- [WORK TO COMPLETE]:
Of the lines in the listing, how many include the string "Sale"? Write the number and nothing else.

- [MATERIAL TO PROCESS]:
----------------------------------------
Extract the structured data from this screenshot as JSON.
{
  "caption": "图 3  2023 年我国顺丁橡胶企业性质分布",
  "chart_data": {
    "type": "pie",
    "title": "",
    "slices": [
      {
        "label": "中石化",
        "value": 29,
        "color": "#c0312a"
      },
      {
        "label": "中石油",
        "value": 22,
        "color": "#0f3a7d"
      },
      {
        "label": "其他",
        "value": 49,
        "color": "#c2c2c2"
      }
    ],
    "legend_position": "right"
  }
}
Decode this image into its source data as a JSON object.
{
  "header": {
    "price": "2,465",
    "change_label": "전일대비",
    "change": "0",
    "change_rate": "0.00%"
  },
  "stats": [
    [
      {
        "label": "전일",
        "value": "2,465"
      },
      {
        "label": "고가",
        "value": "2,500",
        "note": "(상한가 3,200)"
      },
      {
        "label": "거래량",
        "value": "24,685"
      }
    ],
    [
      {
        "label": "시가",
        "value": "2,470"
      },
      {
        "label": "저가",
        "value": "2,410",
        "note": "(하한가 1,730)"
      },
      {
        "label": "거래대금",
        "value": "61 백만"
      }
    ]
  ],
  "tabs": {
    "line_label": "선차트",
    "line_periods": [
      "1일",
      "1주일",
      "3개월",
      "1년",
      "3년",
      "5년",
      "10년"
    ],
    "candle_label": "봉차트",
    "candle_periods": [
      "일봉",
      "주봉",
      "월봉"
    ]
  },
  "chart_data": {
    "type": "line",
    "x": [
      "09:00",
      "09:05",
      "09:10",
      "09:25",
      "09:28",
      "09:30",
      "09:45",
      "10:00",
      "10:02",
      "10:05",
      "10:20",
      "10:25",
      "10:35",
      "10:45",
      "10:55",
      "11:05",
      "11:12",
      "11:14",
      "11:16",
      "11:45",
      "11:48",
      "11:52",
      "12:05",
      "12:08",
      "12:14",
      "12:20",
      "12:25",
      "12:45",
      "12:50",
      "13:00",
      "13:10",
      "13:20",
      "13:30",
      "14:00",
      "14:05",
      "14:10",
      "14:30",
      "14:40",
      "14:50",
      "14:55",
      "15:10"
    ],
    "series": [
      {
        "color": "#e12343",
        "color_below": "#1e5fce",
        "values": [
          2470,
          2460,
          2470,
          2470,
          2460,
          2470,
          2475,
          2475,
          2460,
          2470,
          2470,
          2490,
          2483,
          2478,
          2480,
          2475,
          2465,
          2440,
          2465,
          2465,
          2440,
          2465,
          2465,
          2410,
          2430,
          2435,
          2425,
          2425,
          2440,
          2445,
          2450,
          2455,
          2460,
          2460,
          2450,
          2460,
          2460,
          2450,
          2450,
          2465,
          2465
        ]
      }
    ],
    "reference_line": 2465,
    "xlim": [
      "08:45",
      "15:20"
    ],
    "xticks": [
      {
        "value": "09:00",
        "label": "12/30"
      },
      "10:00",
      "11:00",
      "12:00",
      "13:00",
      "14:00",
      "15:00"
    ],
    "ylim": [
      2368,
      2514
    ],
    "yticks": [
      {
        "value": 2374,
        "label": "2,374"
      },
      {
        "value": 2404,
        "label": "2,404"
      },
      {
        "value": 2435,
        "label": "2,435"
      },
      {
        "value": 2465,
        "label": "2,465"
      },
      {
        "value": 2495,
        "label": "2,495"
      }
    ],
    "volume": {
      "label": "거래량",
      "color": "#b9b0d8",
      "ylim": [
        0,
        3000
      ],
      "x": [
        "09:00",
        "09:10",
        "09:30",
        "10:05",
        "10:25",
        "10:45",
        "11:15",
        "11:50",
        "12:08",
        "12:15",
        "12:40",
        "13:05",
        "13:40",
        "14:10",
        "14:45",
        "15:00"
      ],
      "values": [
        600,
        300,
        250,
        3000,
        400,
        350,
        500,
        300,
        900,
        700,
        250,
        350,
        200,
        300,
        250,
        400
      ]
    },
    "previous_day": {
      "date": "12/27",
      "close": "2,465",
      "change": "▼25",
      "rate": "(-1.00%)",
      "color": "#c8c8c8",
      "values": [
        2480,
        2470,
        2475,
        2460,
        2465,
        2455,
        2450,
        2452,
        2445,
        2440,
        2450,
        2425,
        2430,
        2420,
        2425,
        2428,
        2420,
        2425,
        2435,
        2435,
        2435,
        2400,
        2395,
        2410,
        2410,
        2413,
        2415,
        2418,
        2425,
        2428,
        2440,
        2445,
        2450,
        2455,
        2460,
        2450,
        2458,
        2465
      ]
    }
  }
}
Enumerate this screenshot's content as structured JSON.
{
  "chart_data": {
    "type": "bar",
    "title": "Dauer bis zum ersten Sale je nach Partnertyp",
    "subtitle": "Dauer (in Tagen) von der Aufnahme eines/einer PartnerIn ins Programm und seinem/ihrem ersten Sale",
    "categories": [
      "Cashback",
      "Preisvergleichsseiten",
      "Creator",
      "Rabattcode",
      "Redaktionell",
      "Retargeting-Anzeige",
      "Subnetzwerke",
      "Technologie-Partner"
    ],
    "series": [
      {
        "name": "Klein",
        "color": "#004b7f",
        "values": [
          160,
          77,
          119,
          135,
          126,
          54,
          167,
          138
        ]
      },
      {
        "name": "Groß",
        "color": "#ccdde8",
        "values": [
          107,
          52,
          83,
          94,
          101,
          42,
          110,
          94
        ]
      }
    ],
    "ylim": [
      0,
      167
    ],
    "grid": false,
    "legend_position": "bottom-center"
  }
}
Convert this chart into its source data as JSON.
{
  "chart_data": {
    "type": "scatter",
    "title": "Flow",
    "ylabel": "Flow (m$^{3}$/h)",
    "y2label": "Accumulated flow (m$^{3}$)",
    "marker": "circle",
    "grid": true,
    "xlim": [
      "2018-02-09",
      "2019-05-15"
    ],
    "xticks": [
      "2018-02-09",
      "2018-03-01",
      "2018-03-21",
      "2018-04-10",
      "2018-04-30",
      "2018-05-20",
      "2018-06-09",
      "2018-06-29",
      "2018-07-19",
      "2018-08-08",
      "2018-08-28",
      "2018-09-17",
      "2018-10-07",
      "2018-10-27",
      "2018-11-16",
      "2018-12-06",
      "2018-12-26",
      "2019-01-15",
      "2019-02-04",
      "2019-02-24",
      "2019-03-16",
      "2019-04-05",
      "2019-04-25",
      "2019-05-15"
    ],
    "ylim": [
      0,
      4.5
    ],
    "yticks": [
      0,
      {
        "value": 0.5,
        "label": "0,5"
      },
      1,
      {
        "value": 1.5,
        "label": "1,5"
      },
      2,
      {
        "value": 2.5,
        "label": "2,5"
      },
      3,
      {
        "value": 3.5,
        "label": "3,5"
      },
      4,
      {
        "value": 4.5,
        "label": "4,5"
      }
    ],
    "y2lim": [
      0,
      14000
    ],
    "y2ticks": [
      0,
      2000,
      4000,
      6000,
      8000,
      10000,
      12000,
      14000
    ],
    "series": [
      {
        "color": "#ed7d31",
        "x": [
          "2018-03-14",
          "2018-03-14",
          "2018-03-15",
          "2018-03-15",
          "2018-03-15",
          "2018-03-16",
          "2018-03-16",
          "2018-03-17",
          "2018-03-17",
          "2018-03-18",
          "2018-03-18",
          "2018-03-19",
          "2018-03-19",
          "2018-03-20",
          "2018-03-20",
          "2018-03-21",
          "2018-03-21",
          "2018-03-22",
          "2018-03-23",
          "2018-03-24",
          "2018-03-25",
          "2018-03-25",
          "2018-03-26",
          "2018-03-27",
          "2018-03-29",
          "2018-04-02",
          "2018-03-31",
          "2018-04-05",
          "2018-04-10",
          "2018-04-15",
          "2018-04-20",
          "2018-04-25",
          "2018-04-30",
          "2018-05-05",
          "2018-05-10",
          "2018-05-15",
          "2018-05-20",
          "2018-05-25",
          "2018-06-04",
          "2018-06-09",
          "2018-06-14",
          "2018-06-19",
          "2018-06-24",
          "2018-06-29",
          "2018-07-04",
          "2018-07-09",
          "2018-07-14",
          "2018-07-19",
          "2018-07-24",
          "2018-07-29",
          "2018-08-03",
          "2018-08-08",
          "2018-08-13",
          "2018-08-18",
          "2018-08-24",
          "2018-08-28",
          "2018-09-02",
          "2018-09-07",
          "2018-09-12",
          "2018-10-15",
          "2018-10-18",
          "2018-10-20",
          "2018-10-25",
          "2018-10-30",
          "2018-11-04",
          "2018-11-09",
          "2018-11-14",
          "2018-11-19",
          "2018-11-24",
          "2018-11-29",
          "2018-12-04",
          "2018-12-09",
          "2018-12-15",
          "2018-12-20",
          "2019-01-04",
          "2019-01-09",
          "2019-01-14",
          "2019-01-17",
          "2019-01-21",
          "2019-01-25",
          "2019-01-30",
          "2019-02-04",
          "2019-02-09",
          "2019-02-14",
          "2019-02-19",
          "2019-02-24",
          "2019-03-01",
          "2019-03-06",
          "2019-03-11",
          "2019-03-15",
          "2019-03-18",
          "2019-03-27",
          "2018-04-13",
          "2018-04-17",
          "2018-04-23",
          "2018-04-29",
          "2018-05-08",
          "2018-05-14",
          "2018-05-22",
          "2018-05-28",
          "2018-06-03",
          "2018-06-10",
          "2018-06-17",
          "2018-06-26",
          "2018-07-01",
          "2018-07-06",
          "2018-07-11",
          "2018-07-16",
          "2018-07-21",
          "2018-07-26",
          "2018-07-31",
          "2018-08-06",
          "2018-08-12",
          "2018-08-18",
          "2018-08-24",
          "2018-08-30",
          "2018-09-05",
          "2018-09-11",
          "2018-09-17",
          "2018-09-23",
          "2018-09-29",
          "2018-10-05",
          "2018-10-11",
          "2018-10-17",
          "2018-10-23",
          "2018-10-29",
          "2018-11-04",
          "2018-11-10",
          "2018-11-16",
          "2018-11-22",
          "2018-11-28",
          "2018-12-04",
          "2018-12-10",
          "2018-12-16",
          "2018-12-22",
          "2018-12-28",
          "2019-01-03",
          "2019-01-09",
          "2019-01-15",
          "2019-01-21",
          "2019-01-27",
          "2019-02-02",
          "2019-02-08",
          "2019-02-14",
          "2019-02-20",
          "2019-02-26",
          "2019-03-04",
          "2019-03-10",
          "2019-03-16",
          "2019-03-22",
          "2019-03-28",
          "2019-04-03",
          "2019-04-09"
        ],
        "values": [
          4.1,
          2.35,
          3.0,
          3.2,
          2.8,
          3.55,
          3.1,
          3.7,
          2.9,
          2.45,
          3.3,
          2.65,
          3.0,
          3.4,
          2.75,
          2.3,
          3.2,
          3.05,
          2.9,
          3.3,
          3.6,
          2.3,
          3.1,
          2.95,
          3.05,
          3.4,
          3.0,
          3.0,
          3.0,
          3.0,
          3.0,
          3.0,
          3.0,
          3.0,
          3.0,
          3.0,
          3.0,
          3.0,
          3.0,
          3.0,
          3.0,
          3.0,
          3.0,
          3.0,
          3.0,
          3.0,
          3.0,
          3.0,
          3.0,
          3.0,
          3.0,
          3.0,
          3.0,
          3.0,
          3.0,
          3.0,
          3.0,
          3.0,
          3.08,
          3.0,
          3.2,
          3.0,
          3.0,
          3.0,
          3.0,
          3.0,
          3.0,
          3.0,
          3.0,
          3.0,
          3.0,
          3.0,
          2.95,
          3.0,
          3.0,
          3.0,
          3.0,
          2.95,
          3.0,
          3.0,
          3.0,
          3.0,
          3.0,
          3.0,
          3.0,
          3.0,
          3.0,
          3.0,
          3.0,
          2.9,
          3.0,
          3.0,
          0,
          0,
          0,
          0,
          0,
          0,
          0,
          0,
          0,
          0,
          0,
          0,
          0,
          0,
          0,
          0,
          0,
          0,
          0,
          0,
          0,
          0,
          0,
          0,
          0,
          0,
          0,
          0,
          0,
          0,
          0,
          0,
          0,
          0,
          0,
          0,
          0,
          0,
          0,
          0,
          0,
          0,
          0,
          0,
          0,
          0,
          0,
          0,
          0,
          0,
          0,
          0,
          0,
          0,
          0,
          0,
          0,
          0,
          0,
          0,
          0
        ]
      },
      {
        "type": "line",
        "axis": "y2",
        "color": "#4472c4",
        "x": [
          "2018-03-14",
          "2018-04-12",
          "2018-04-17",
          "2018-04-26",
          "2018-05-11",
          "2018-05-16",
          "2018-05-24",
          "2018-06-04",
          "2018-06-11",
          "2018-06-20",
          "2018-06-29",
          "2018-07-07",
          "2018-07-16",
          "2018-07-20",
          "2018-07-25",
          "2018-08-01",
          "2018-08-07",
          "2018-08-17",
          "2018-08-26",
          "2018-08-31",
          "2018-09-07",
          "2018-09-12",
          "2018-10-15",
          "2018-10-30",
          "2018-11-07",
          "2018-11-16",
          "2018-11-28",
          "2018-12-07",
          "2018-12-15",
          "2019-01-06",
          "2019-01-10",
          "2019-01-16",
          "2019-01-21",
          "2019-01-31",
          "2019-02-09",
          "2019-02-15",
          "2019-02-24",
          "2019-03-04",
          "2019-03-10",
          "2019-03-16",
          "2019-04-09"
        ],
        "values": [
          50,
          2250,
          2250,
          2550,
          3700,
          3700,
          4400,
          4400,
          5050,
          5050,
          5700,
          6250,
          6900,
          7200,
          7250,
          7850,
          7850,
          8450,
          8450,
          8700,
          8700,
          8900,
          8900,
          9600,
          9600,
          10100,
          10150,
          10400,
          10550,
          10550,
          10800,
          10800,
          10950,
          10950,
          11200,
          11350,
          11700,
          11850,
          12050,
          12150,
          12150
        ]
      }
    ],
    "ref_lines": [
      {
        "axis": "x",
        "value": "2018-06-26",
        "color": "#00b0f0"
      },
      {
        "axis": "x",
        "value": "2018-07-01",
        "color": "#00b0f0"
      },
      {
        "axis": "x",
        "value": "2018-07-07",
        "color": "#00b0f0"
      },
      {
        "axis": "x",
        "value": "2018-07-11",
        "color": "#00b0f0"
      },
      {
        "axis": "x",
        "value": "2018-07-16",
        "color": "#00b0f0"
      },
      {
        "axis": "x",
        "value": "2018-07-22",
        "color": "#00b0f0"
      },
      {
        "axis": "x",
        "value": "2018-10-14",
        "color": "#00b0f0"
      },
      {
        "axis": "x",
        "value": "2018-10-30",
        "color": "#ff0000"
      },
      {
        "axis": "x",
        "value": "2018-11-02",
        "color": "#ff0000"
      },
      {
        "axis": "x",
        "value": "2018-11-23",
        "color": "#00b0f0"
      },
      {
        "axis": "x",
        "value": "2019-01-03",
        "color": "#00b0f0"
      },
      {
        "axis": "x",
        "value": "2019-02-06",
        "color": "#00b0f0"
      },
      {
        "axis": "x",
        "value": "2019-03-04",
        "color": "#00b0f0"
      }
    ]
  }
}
----------------------------------------
- [FINISHED TASK]:
2